▶ **Task**
Reproduce the listing below character for character; drop every image.

▶ **Entries provided**
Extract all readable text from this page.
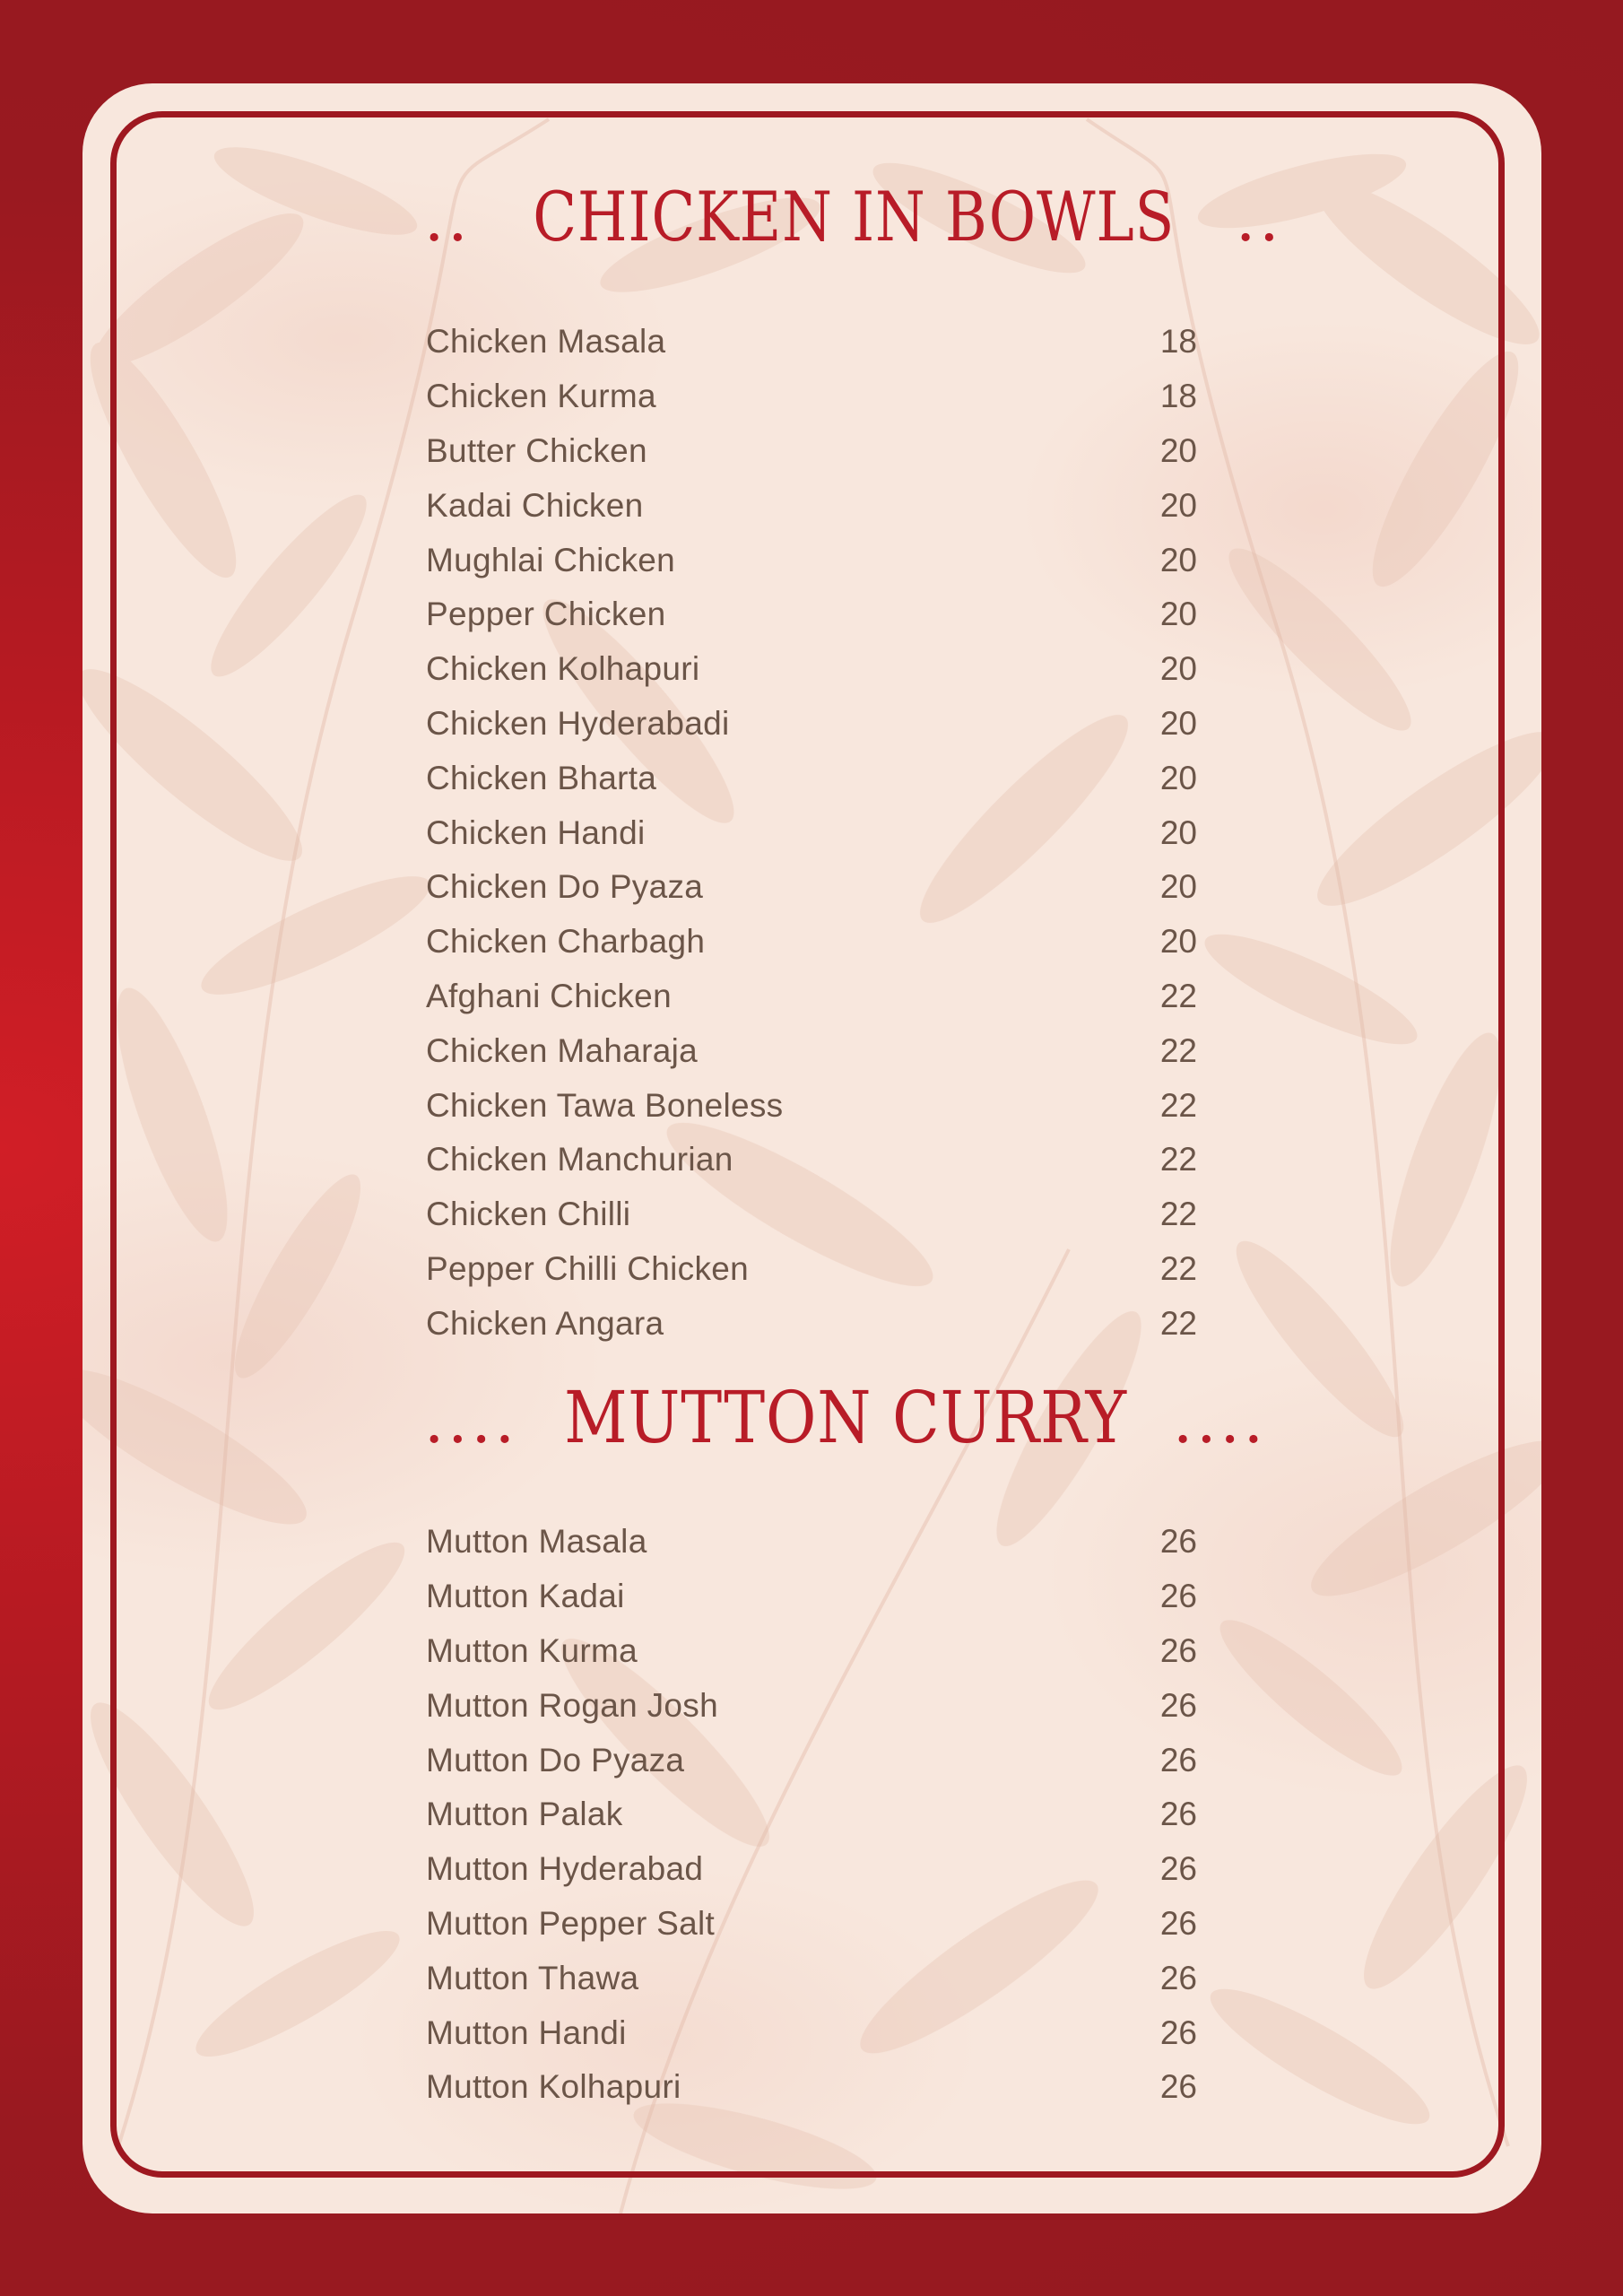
.. CHICKEN IN BOWLS ..
Chicken Masala	18
Chicken Kurma	18
Butter Chicken	20
Kadai Chicken	20
Mughlai Chicken	20
Pepper Chicken	20
Chicken Kolhapuri	20
Chicken Hyderabadi	20
Chicken Bharta	20
Chicken Handi	20
Chicken Do Pyaza	20
Chicken Charbagh	20
Afghani Chicken	22
Chicken Maharaja	22
Chicken Tawa Boneless	22
Chicken Manchurian	22
Chicken Chilli	22
Pepper Chilli Chicken	22
Chicken Angara	22
.... MUTTON CURRY ....
Mutton Masala	26
Mutton Kadai	26
Mutton Kurma	26
Mutton Rogan Josh	26
Mutton Do Pyaza	26
Mutton Palak	26
Mutton Hyderabad	26
Mutton Pepper Salt	26
Mutton Thawa	26
Mutton Handi	26
Mutton Kolhapuri	26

▶ **Answer below**
Extract all readable text from this page.
.. CHICKEN IN BOWLS ..
Chicken Masala	18
Chicken Kurma	18
Butter Chicken	20
Kadai Chicken	20
Mughlai Chicken	20
Pepper Chicken	20
Chicken Kolhapuri	20
Chicken Hyderabadi	20
Chicken Bharta	20
Chicken Handi	20
Chicken Do Pyaza	20
Chicken Charbagh	20
Afghani Chicken	22
Chicken Maharaja	22
Chicken Tawa Boneless	22
Chicken Manchurian	22
Chicken Chilli	22
Pepper Chilli Chicken	22
Chicken Angara	22
.... MUTTON CURRY ....
Mutton Masala	26
Mutton Kadai	26
Mutton Kurma	26
Mutton Rogan Josh	26
Mutton Do Pyaza	26
Mutton Palak	26
Mutton Hyderabad	26
Mutton Pepper Salt	26
Mutton Thawa	26
Mutton Handi	26
Mutton Kolhapuri	26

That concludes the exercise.